BEGIN Supplied data
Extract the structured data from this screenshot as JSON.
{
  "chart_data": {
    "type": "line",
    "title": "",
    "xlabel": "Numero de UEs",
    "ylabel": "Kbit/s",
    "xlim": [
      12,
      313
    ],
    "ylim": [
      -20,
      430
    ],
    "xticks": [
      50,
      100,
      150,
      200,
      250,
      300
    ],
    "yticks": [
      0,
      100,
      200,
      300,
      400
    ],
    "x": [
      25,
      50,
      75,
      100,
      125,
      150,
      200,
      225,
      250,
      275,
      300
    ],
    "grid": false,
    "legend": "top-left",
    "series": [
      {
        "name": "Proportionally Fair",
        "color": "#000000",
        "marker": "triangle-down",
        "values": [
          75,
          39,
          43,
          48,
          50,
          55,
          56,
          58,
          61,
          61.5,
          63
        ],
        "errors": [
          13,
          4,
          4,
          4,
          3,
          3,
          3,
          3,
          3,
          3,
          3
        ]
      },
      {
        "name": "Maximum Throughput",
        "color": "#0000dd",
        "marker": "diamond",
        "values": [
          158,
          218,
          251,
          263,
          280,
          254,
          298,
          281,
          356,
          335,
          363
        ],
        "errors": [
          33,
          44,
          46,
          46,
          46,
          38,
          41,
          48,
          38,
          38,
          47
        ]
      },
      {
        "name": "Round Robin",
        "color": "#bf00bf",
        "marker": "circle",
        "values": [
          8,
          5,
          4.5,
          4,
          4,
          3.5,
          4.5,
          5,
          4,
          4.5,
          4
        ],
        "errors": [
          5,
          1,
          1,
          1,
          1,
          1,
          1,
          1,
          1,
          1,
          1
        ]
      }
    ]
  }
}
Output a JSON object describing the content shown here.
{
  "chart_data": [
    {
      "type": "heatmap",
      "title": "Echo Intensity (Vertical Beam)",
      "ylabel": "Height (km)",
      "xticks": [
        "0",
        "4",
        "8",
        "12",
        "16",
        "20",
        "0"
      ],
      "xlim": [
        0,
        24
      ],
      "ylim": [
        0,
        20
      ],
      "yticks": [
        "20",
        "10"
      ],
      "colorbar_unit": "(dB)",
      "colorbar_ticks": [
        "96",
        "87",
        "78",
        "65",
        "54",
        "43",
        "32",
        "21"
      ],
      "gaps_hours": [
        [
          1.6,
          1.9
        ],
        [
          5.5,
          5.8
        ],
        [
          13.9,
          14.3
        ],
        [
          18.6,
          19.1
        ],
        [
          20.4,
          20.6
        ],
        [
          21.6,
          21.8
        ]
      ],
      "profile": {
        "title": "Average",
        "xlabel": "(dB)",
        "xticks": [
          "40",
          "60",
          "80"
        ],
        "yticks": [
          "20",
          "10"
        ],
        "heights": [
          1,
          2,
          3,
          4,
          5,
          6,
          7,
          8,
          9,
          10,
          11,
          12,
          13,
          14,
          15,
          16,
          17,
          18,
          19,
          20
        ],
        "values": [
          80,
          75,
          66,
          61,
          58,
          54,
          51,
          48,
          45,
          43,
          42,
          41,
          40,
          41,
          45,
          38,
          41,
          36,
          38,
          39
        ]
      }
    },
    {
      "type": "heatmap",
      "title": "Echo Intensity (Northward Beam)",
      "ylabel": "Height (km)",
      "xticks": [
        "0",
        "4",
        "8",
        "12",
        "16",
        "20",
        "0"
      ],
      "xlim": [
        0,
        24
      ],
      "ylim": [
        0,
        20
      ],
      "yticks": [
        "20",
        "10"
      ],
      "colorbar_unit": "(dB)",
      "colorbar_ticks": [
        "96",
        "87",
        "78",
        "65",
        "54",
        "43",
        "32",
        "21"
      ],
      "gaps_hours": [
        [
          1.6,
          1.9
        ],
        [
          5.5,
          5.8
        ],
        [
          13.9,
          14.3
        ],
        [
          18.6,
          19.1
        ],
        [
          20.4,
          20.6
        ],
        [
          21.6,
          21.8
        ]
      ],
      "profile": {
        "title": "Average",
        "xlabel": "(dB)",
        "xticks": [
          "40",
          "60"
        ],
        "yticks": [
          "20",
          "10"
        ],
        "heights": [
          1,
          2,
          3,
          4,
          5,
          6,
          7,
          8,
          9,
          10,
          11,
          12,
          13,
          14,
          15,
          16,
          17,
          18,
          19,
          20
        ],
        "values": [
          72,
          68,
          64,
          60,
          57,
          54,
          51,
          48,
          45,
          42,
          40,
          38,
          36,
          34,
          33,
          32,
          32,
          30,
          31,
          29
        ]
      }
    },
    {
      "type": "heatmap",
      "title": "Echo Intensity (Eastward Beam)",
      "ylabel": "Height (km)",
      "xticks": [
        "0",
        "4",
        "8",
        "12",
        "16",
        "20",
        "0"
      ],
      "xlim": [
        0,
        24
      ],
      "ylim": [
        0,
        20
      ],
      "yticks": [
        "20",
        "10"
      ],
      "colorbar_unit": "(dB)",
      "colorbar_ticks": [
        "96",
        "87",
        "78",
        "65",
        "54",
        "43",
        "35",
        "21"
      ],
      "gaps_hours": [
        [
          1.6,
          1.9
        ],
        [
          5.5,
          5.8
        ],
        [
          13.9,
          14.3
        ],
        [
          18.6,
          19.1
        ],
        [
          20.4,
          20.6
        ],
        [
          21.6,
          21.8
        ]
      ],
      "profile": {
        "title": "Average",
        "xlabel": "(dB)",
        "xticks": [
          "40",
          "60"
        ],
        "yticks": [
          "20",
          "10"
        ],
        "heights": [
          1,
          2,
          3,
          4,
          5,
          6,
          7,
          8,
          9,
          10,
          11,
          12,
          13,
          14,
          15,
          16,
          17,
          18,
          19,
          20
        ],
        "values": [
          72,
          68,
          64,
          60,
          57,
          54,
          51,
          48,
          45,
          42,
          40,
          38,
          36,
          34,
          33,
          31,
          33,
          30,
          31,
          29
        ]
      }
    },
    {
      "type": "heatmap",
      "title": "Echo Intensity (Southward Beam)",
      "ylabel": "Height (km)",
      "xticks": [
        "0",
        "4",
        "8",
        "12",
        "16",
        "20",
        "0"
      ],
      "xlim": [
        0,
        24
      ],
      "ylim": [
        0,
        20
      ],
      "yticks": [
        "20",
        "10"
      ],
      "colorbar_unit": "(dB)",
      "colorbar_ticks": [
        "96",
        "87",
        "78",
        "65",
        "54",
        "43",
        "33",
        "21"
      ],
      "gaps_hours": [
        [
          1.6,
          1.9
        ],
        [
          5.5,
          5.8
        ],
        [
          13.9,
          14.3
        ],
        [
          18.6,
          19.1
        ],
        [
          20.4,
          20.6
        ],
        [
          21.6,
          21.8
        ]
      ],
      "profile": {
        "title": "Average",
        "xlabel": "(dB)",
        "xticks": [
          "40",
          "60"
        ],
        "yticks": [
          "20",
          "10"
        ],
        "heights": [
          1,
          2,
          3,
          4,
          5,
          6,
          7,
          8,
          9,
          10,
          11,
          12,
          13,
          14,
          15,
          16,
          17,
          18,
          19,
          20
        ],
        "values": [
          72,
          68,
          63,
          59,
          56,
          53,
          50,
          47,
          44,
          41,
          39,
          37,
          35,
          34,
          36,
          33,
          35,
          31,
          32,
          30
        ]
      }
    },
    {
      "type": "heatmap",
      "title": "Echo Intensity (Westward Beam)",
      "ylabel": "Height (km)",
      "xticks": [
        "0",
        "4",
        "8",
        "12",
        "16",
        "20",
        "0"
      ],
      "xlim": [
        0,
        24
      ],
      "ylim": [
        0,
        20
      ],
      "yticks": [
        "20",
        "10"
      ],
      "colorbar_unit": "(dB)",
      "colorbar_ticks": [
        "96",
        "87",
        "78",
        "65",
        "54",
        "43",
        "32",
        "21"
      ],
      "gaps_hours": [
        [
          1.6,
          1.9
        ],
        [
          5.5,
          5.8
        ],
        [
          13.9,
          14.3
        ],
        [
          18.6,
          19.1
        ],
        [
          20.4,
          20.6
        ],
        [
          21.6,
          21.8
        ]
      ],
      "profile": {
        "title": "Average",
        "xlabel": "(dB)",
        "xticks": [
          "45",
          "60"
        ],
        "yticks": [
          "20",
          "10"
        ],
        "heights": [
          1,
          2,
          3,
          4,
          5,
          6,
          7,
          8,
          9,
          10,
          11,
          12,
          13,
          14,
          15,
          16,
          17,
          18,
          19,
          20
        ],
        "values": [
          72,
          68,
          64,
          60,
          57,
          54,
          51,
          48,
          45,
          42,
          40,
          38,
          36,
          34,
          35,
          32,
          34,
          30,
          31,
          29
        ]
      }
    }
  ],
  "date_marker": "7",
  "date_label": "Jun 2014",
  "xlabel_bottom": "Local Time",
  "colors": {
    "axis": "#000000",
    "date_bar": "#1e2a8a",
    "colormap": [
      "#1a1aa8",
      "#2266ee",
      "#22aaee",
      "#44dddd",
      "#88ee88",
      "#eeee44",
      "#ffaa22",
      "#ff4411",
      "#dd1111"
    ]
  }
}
END Supplied data
• _Exercise task_
Say how many lines above contain the string "name". Answer with the number only.

• _Complete output_
3